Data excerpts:
***
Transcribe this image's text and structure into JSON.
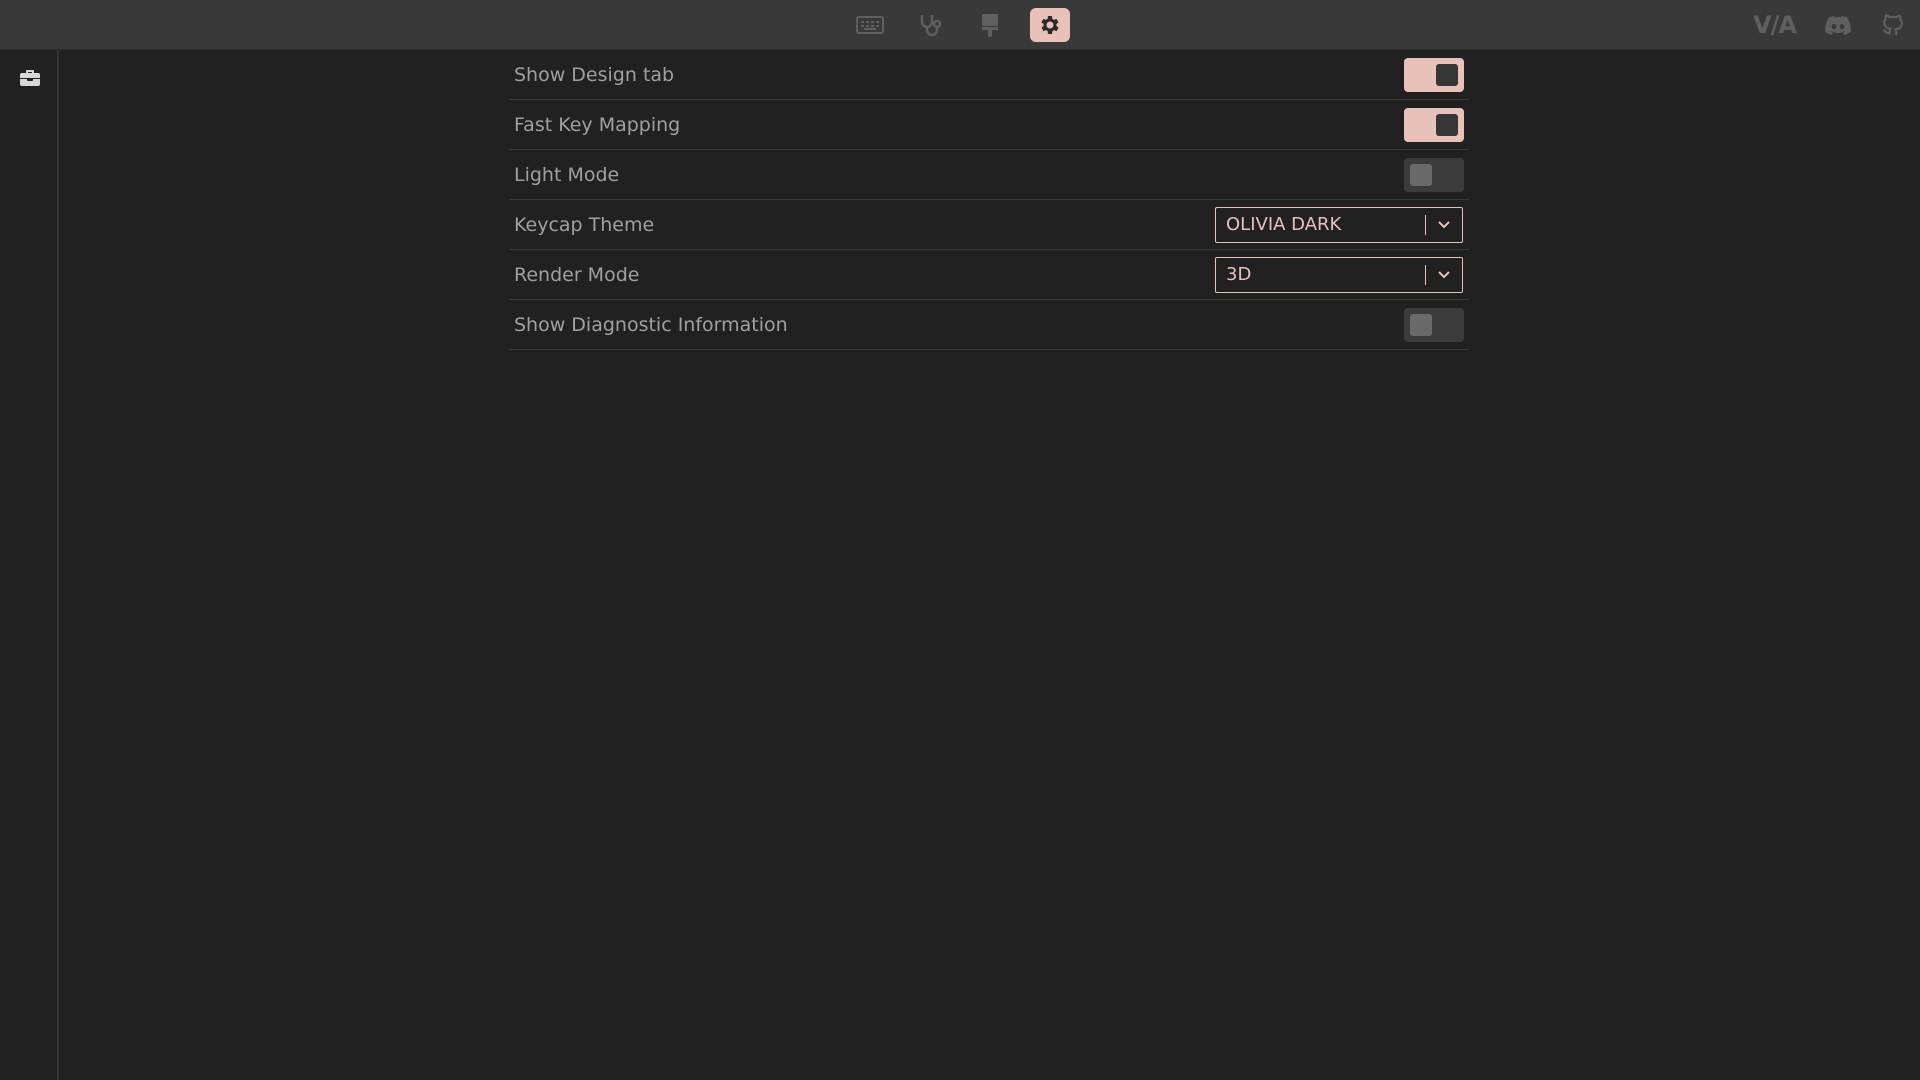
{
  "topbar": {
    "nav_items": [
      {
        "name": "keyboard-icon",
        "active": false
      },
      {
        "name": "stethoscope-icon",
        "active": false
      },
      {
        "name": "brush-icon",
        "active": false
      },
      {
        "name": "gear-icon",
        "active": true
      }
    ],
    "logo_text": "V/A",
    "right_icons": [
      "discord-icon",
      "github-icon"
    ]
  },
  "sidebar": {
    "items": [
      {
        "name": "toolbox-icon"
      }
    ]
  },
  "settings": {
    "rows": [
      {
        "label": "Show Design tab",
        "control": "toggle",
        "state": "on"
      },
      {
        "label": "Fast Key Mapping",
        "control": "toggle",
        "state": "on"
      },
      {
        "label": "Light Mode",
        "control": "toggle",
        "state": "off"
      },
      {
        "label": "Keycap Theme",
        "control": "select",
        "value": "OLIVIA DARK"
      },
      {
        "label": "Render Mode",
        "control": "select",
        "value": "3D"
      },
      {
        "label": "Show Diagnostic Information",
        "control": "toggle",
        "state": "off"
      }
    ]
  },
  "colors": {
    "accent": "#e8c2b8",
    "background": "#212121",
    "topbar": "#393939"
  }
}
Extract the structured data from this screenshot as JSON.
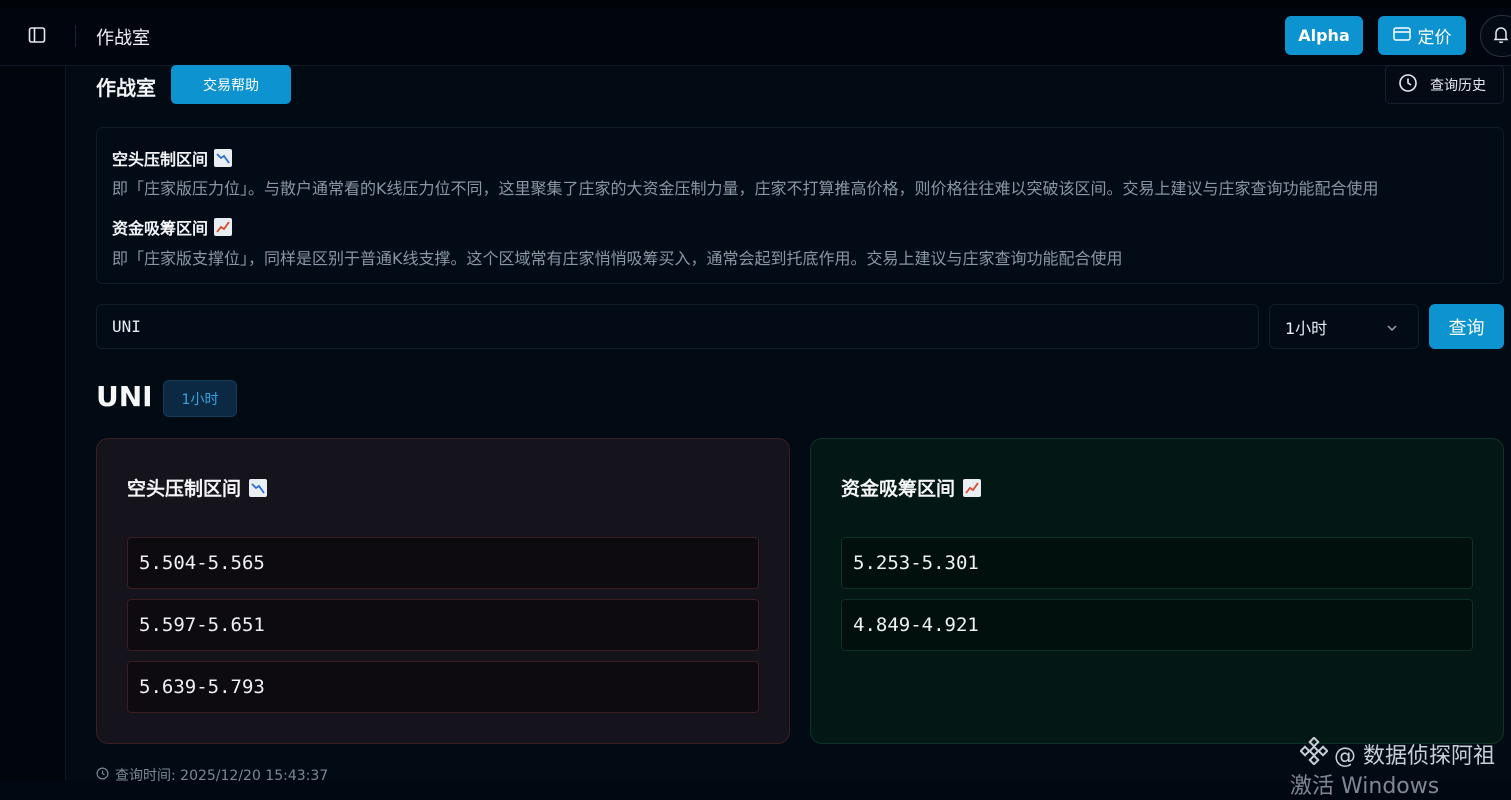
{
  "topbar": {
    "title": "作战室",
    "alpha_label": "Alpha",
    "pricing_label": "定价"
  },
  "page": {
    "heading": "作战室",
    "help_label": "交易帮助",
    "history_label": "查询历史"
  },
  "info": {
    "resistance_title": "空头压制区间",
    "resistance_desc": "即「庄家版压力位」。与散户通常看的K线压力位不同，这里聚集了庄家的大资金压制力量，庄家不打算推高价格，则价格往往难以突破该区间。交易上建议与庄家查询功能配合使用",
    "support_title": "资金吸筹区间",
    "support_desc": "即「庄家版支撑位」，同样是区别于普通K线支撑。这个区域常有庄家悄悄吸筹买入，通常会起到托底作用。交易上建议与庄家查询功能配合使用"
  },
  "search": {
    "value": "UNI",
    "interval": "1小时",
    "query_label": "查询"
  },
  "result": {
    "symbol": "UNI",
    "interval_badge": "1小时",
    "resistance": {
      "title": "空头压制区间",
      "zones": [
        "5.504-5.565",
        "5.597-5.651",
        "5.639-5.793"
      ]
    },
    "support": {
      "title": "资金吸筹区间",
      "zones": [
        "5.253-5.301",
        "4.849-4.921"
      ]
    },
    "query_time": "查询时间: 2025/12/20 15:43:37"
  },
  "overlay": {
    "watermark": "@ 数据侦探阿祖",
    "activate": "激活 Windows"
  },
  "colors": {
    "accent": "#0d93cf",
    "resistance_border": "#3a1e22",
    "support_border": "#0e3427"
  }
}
***
• _Work to do_:
Leave out the pictures, and give all the records again exactly.

• _Result_:
Transcribe this image's text and structure into JSON.
{
  "topbar": {
    "nav_items": [
      {
        "name": "keyboard-icon",
        "active": false
      },
      {
        "name": "stethoscope-icon",
        "active": false
      },
      {
        "name": "brush-icon",
        "active": false
      },
      {
        "name": "gear-icon",
        "active": true
      }
    ],
    "logo_text": "V/A",
    "right_icons": [
      "discord-icon",
      "github-icon"
    ]
  },
  "sidebar": {
    "items": [
      {
        "name": "toolbox-icon"
      }
    ]
  },
  "settings": {
    "rows": [
      {
        "label": "Show Design tab",
        "control": "toggle",
        "state": "on"
      },
      {
        "label": "Fast Key Mapping",
        "control": "toggle",
        "state": "on"
      },
      {
        "label": "Light Mode",
        "control": "toggle",
        "state": "off"
      },
      {
        "label": "Keycap Theme",
        "control": "select",
        "value": "OLIVIA DARK"
      },
      {
        "label": "Render Mode",
        "control": "select",
        "value": "3D"
      },
      {
        "label": "Show Diagnostic Information",
        "control": "toggle",
        "state": "off"
      }
    ]
  },
  "colors": {
    "accent": "#e8c2b8",
    "background": "#212121",
    "topbar": "#393939"
  }
}
Extract the structured data from this screenshot as JSON.
{
  "topbar": {
    "title": "作战室",
    "alpha_label": "Alpha",
    "pricing_label": "定价"
  },
  "page": {
    "heading": "作战室",
    "help_label": "交易帮助",
    "history_label": "查询历史"
  },
  "info": {
    "resistance_title": "空头压制区间",
    "resistance_desc": "即「庄家版压力位」。与散户通常看的K线压力位不同，这里聚集了庄家的大资金压制力量，庄家不打算推高价格，则价格往往难以突破该区间。交易上建议与庄家查询功能配合使用",
    "support_title": "资金吸筹区间",
    "support_desc": "即「庄家版支撑位」，同样是区别于普通K线支撑。这个区域常有庄家悄悄吸筹买入，通常会起到托底作用。交易上建议与庄家查询功能配合使用"
  },
  "search": {
    "value": "UNI",
    "interval": "1小时",
    "query_label": "查询"
  },
  "result": {
    "symbol": "UNI",
    "interval_badge": "1小时",
    "resistance": {
      "title": "空头压制区间",
      "zones": [
        "5.504-5.565",
        "5.597-5.651",
        "5.639-5.793"
      ]
    },
    "support": {
      "title": "资金吸筹区间",
      "zones": [
        "5.253-5.301",
        "4.849-4.921"
      ]
    },
    "query_time": "查询时间: 2025/12/20 15:43:37"
  },
  "overlay": {
    "watermark": "@ 数据侦探阿祖",
    "activate": "激活 Windows"
  },
  "colors": {
    "accent": "#0d93cf",
    "resistance_border": "#3a1e22",
    "support_border": "#0e3427"
  }
}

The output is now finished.